_Directive_. Repeat the full listing below verbatim and keep the images out.

_Dataset excerpt_.
+---+

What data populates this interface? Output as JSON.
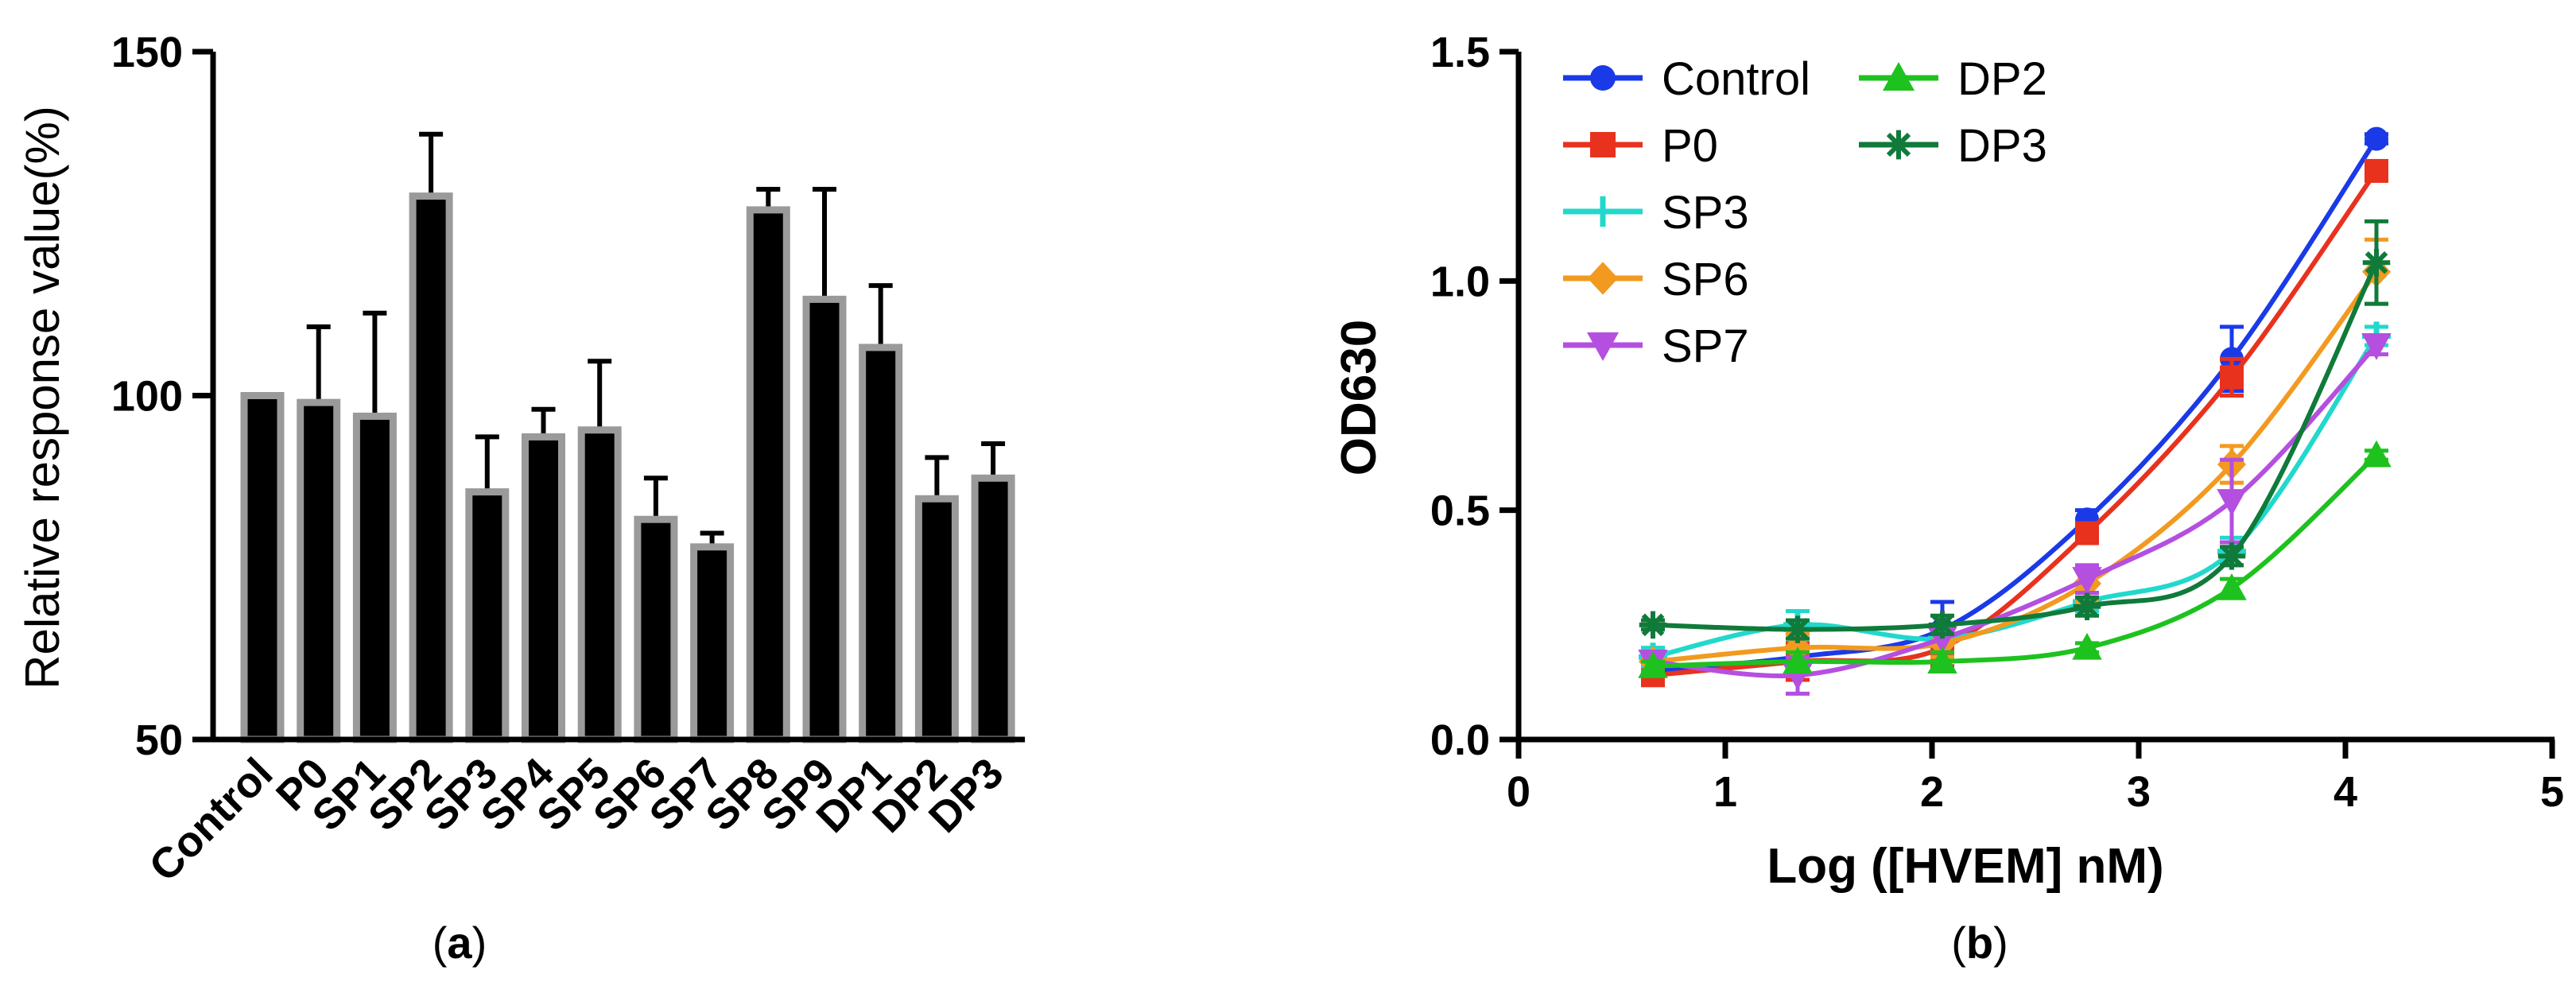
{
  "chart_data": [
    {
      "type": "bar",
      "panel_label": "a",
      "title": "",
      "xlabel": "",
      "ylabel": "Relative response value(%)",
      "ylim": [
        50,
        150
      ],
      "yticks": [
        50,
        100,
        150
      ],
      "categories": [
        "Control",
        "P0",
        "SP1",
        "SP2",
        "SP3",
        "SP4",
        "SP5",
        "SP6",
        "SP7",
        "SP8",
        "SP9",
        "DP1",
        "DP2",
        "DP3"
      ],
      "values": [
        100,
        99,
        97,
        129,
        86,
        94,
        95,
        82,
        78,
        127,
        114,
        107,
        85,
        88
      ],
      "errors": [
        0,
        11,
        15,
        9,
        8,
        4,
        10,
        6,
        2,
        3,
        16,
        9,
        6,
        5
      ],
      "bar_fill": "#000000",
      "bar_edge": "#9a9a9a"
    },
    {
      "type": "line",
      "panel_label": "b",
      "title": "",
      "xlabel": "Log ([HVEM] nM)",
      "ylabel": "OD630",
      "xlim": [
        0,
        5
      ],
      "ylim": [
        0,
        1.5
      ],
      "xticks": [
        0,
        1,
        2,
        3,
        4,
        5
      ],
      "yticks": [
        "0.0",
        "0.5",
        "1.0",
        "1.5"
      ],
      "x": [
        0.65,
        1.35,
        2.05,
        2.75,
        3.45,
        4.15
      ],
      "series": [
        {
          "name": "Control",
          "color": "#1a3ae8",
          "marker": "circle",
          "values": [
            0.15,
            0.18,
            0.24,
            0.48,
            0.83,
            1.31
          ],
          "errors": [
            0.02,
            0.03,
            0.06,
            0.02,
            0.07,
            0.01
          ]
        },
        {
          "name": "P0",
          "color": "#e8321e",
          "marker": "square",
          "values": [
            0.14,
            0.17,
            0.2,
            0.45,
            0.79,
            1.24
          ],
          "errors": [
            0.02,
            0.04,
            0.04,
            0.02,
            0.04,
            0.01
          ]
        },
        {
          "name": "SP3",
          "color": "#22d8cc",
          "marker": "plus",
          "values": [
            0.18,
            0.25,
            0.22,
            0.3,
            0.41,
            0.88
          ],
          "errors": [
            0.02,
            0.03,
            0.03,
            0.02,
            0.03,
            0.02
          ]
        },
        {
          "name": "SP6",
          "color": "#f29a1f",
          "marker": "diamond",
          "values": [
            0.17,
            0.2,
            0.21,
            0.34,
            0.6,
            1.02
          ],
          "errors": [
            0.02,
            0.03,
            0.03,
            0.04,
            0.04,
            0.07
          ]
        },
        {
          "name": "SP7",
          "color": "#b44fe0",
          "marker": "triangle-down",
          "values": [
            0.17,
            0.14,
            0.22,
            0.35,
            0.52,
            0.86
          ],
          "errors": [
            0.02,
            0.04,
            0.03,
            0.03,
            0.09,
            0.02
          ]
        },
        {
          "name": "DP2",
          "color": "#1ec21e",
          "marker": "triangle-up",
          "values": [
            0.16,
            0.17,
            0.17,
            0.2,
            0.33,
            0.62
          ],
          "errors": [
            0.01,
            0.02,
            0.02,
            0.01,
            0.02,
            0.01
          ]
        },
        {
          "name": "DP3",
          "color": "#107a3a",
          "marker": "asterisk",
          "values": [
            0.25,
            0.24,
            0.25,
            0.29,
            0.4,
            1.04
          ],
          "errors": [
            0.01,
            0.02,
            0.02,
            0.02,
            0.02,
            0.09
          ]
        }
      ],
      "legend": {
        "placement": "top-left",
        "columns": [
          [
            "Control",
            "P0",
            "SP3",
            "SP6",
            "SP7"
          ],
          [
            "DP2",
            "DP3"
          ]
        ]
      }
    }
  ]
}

+---+

_Written answer_.
What data populates this interface? Output as JSON.
{
  "chart_data": [
    {
      "type": "bar",
      "panel_label": "a",
      "title": "",
      "xlabel": "",
      "ylabel": "Relative response value(%)",
      "ylim": [
        50,
        150
      ],
      "yticks": [
        50,
        100,
        150
      ],
      "categories": [
        "Control",
        "P0",
        "SP1",
        "SP2",
        "SP3",
        "SP4",
        "SP5",
        "SP6",
        "SP7",
        "SP8",
        "SP9",
        "DP1",
        "DP2",
        "DP3"
      ],
      "values": [
        100,
        99,
        97,
        129,
        86,
        94,
        95,
        82,
        78,
        127,
        114,
        107,
        85,
        88
      ],
      "errors": [
        0,
        11,
        15,
        9,
        8,
        4,
        10,
        6,
        2,
        3,
        16,
        9,
        6,
        5
      ],
      "bar_fill": "#000000",
      "bar_edge": "#9a9a9a"
    },
    {
      "type": "line",
      "panel_label": "b",
      "title": "",
      "xlabel": "Log ([HVEM] nM)",
      "ylabel": "OD630",
      "xlim": [
        0,
        5
      ],
      "ylim": [
        0,
        1.5
      ],
      "xticks": [
        0,
        1,
        2,
        3,
        4,
        5
      ],
      "yticks": [
        "0.0",
        "0.5",
        "1.0",
        "1.5"
      ],
      "x": [
        0.65,
        1.35,
        2.05,
        2.75,
        3.45,
        4.15
      ],
      "series": [
        {
          "name": "Control",
          "color": "#1a3ae8",
          "marker": "circle",
          "values": [
            0.15,
            0.18,
            0.24,
            0.48,
            0.83,
            1.31
          ],
          "errors": [
            0.02,
            0.03,
            0.06,
            0.02,
            0.07,
            0.01
          ]
        },
        {
          "name": "P0",
          "color": "#e8321e",
          "marker": "square",
          "values": [
            0.14,
            0.17,
            0.2,
            0.45,
            0.79,
            1.24
          ],
          "errors": [
            0.02,
            0.04,
            0.04,
            0.02,
            0.04,
            0.01
          ]
        },
        {
          "name": "SP3",
          "color": "#22d8cc",
          "marker": "plus",
          "values": [
            0.18,
            0.25,
            0.22,
            0.3,
            0.41,
            0.88
          ],
          "errors": [
            0.02,
            0.03,
            0.03,
            0.02,
            0.03,
            0.02
          ]
        },
        {
          "name": "SP6",
          "color": "#f29a1f",
          "marker": "diamond",
          "values": [
            0.17,
            0.2,
            0.21,
            0.34,
            0.6,
            1.02
          ],
          "errors": [
            0.02,
            0.03,
            0.03,
            0.04,
            0.04,
            0.07
          ]
        },
        {
          "name": "SP7",
          "color": "#b44fe0",
          "marker": "triangle-down",
          "values": [
            0.17,
            0.14,
            0.22,
            0.35,
            0.52,
            0.86
          ],
          "errors": [
            0.02,
            0.04,
            0.03,
            0.03,
            0.09,
            0.02
          ]
        },
        {
          "name": "DP2",
          "color": "#1ec21e",
          "marker": "triangle-up",
          "values": [
            0.16,
            0.17,
            0.17,
            0.2,
            0.33,
            0.62
          ],
          "errors": [
            0.01,
            0.02,
            0.02,
            0.01,
            0.02,
            0.01
          ]
        },
        {
          "name": "DP3",
          "color": "#107a3a",
          "marker": "asterisk",
          "values": [
            0.25,
            0.24,
            0.25,
            0.29,
            0.4,
            1.04
          ],
          "errors": [
            0.01,
            0.02,
            0.02,
            0.02,
            0.02,
            0.09
          ]
        }
      ],
      "legend": {
        "placement": "top-left",
        "columns": [
          [
            "Control",
            "P0",
            "SP3",
            "SP6",
            "SP7"
          ],
          [
            "DP2",
            "DP3"
          ]
        ]
      }
    }
  ]
}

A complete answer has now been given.